Work instructions
Retype all of the listing exactly, passing over any picture you find.

----- Input

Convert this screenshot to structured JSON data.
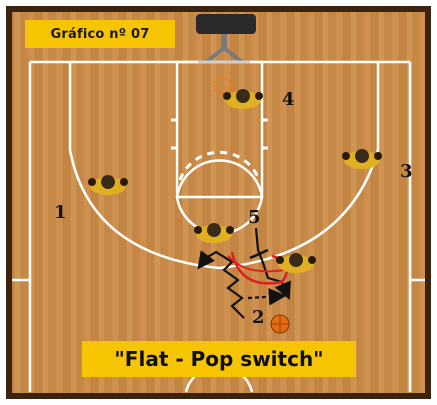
{
  "header": {
    "tag_label": "Gráfico nº 07"
  },
  "caption": {
    "text": "\"Flat - Pop switch\""
  },
  "players": [
    {
      "label": "1"
    },
    {
      "label": "2"
    },
    {
      "label": "3"
    },
    {
      "label": "4"
    },
    {
      "label": "5"
    }
  ],
  "colors": {
    "court_wood": "#c98a4a",
    "court_line": "#ffffff",
    "label_bg": "#f6c400",
    "screen_path": "#e02020",
    "offense_path": "#111111"
  },
  "icons": {
    "ball": "basketball-icon",
    "hoop": "basket-hoop-icon"
  }
}
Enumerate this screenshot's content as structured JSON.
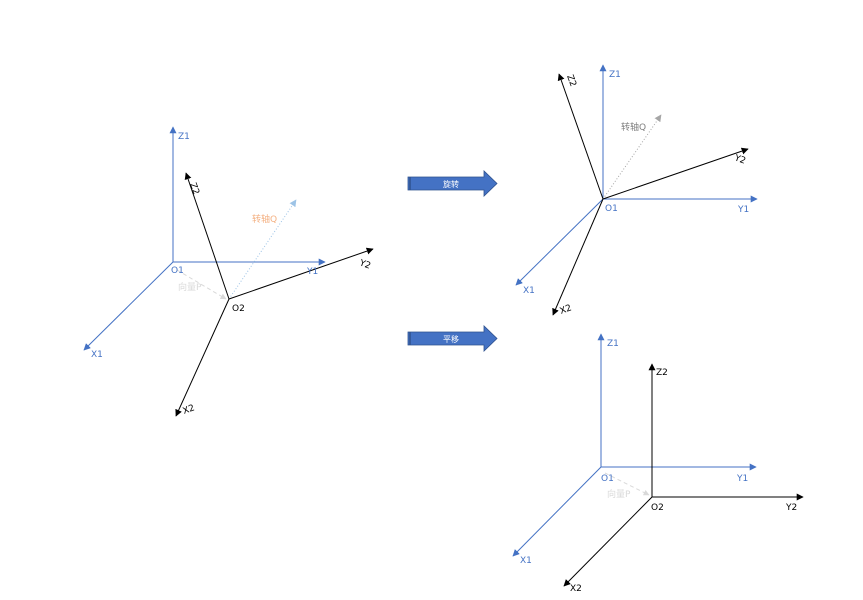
{
  "colors": {
    "frame1": "#4472c4",
    "frame2": "#000000",
    "rotation_axis_left": "#9dc3e6",
    "rotation_axis_right": "#a6a6a6",
    "vector_p": "#d9d9d9",
    "arrow_fill": "#4472c4",
    "arrow_stroke": "#2f528f"
  },
  "left": {
    "z1": "Z1",
    "y1": "Y1",
    "x1": "X1",
    "o1": "O1",
    "z2": "Z2",
    "y2": "Y2",
    "x2": "X2",
    "o2": "O2",
    "axis_q": "转轴Q",
    "vector_p": "向量P"
  },
  "rotate": {
    "arrow_label": "旋转",
    "z1": "Z1",
    "y1": "Y1",
    "x1": "X1",
    "o1": "O1",
    "z2": "Z2",
    "y2": "Y2",
    "x2": "X2",
    "axis_q": "转轴Q"
  },
  "translate": {
    "arrow_label": "平移",
    "z1": "Z1",
    "y1": "Y1",
    "x1": "X1",
    "o1": "O1",
    "z2": "Z2",
    "y2": "Y2",
    "x2": "X2",
    "o2": "O2",
    "vector_p": "向量P"
  }
}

----------

In response
Convert this screenshot to structured JSON data.
{
  "header": {
    "tag_label": "Gráfico nº 07"
  },
  "caption": {
    "text": "\"Flat - Pop switch\""
  },
  "players": [
    {
      "label": "1"
    },
    {
      "label": "2"
    },
    {
      "label": "3"
    },
    {
      "label": "4"
    },
    {
      "label": "5"
    }
  ],
  "colors": {
    "court_wood": "#c98a4a",
    "court_line": "#ffffff",
    "label_bg": "#f6c400",
    "screen_path": "#e02020",
    "offense_path": "#111111"
  },
  "icons": {
    "ball": "basketball-icon",
    "hoop": "basket-hoop-icon"
  }
}
Enumerate this screenshot's content as structured JSON.
{
  "colors": {
    "frame1": "#4472c4",
    "frame2": "#000000",
    "rotation_axis_left": "#9dc3e6",
    "rotation_axis_right": "#a6a6a6",
    "vector_p": "#d9d9d9",
    "arrow_fill": "#4472c4",
    "arrow_stroke": "#2f528f"
  },
  "left": {
    "z1": "Z1",
    "y1": "Y1",
    "x1": "X1",
    "o1": "O1",
    "z2": "Z2",
    "y2": "Y2",
    "x2": "X2",
    "o2": "O2",
    "axis_q": "转轴Q",
    "vector_p": "向量P"
  },
  "rotate": {
    "arrow_label": "旋转",
    "z1": "Z1",
    "y1": "Y1",
    "x1": "X1",
    "o1": "O1",
    "z2": "Z2",
    "y2": "Y2",
    "x2": "X2",
    "axis_q": "转轴Q"
  },
  "translate": {
    "arrow_label": "平移",
    "z1": "Z1",
    "y1": "Y1",
    "x1": "X1",
    "o1": "O1",
    "z2": "Z2",
    "y2": "Y2",
    "x2": "X2",
    "o2": "O2",
    "vector_p": "向量P"
  }
}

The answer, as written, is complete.